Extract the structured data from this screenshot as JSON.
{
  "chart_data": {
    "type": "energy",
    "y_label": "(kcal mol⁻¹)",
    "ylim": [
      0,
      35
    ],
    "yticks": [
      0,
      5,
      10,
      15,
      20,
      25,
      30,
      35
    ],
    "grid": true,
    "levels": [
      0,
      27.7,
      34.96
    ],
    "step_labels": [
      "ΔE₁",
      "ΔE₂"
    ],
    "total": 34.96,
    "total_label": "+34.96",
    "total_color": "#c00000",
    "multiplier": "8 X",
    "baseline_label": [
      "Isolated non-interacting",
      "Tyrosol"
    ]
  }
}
○ ○ ○ ○ ○ ○ ○
Could you reproduce every record above exactly as it appears?

Extract the structured data from this screenshot as JSON.
{
  "chart_data": {
    "type": "energy",
    "y_label": "(kcal mol⁻¹)",
    "ylim": [
      0,
      35
    ],
    "yticks": [
      0,
      5,
      10,
      15,
      20,
      25,
      30,
      35
    ],
    "grid": true,
    "levels": [
      0,
      27.7,
      34.96
    ],
    "step_labels": [
      "ΔE₁",
      "ΔE₂"
    ],
    "total": 34.96,
    "total_label": "+34.96",
    "total_color": "#c00000",
    "multiplier": "8 X",
    "baseline_label": [
      "Isolated non-interacting",
      "Tyrosol"
    ]
  }
}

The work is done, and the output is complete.